» Required work: Write every record out again exactly, and keep images out of it.

◆ ◆ ◆ ◆

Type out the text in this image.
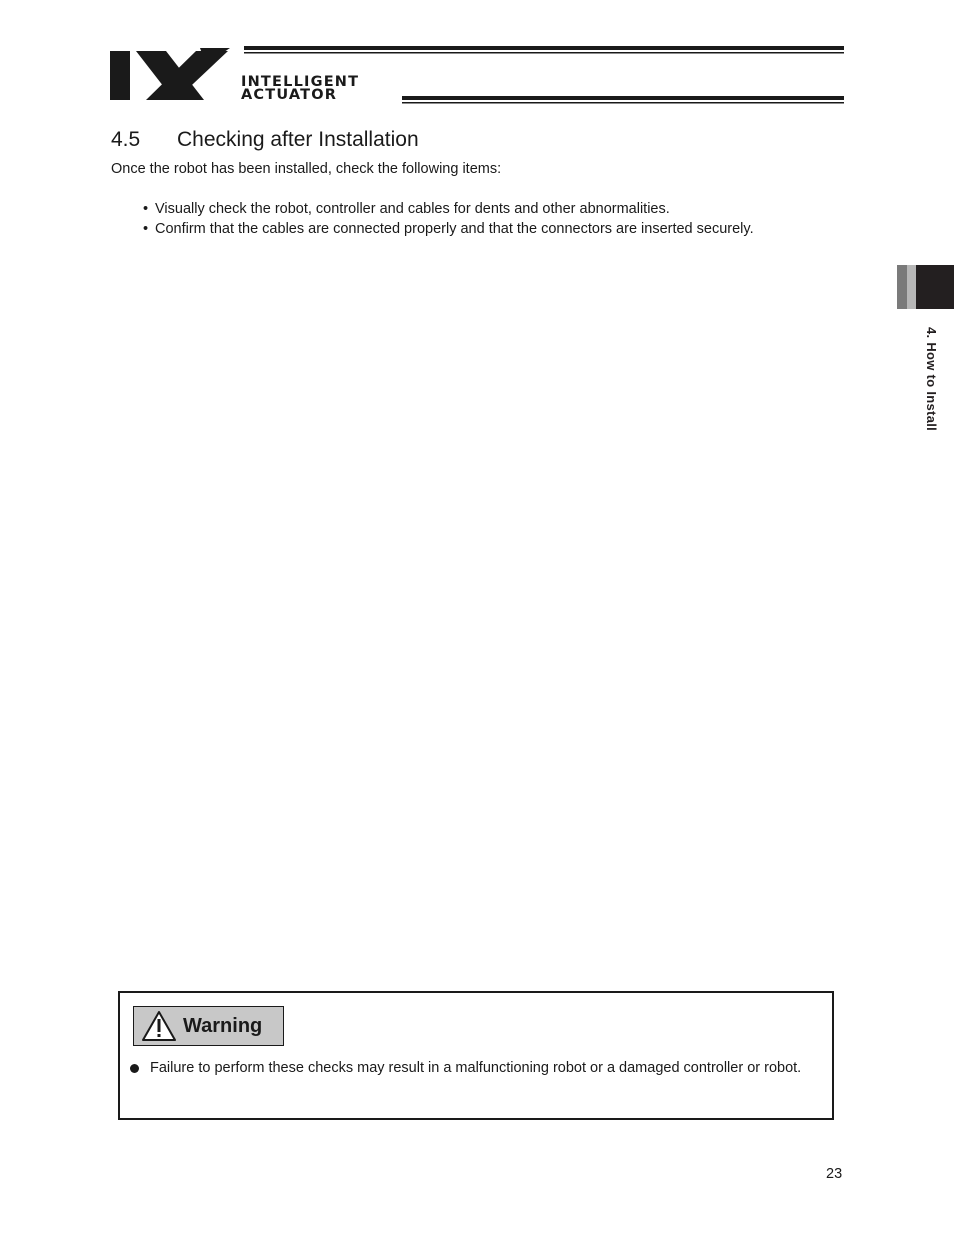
INTELLIGENT
ACTUATOR
4.5 Checking after Installation
Once the robot has been installed, check the following items:
• Visually check the robot, controller and cables for dents and other abnormalities.
• Confirm that the cables are connected properly and that the connectors are inserted securely.
4. How to Install
Warning
Failure to perform these checks may result in a malfunctioning robot or a damaged controller or robot.
23
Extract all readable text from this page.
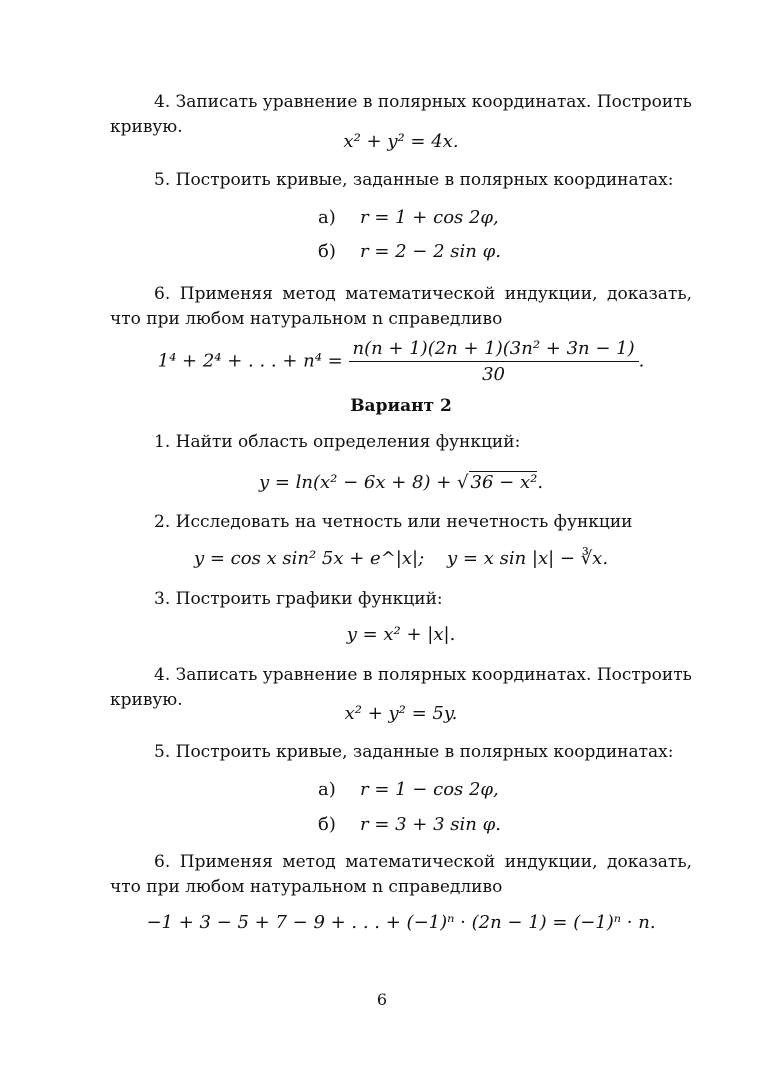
4. Записать уравнение в полярных координатах. Построить кривую.
x² + y² = 4x.
5. Построить кривые, заданные в полярных координатах:
а) r = 1 + cos 2φ,
б) r = 2 − 2 sin φ.
6. Применяя метод математической индукции, доказать, что при любом натуральном n справедливо
1⁴ + 2⁴ + . . . + $n^4 = \frac{\text{n(n + 1)(2n + 1)(3n² + 3n − 1)}}{30}$ .
Вариант 2
1. Найти область определения функций:
y = ln(x² − 6x + 8) + √ 36 − x².
2. Исследовать на четность или нечетность функции
y = cos x sin² 5x + e^|x|;    y = x sin |x| − ∛x.
3. Построить графики функций:
y = x² + |x|.
4. Записать уравнение в полярных координатах. Построить кривую.
x² + y² = 5y.
5. Построить кривые, заданные в полярных координатах:
а) r = 1 − cos 2φ,
б) r = 3 + 3 sin φ.
6. Применяя метод математической индукции, доказать, что при любом натуральном n справедливо
−1 + 3 − 5 + 7 − 9 + . . . + (−1)ⁿ · (2n − 1) = (−1)ⁿ · n.
6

◆ ◆ ◆ ◆

» The reply:
Type out the text in this image.
INTELLIGENT
ACTUATOR
4.5 Checking after Installation
Once the robot has been installed, check the following items:
• Visually check the robot, controller and cables for dents and other abnormalities.
• Confirm that the cables are connected properly and that the connectors are inserted securely.
4. How to Install
Warning
Failure to perform these checks may result in a malfunctioning robot or a damaged controller or robot.
23
Extract all readable text from this page.
4. Записать уравнение в полярных координатах. Построить кривую.
x² + y² = 4x.
5. Построить кривые, заданные в полярных координатах:
а) r = 1 + cos 2φ,
б) r = 2 − 2 sin φ.
6. Применяя метод математической индукции, доказать, что при любом натуральном n справедливо
1⁴ + 2⁴ + . . . + $n^4 = \frac{\text{n(n + 1)(2n + 1)(3n² + 3n − 1)}}{30}$ .
Вариант 2
1. Найти область определения функций:
y = ln(x² − 6x + 8) + √ 36 − x².
2. Исследовать на четность или нечетность функции
y = cos x sin² 5x + e^|x|;    y = x sin |x| − ∛x.
3. Построить графики функций:
y = x² + |x|.
4. Записать уравнение в полярных координатах. Построить кривую.
x² + y² = 5y.
5. Построить кривые, заданные в полярных координатах:
а) r = 1 − cos 2φ,
б) r = 3 + 3 sin φ.
6. Применяя метод математической индукции, доказать, что при любом натуральном n справедливо
−1 + 3 − 5 + 7 − 9 + . . . + (−1)ⁿ · (2n − 1) = (−1)ⁿ · n.
6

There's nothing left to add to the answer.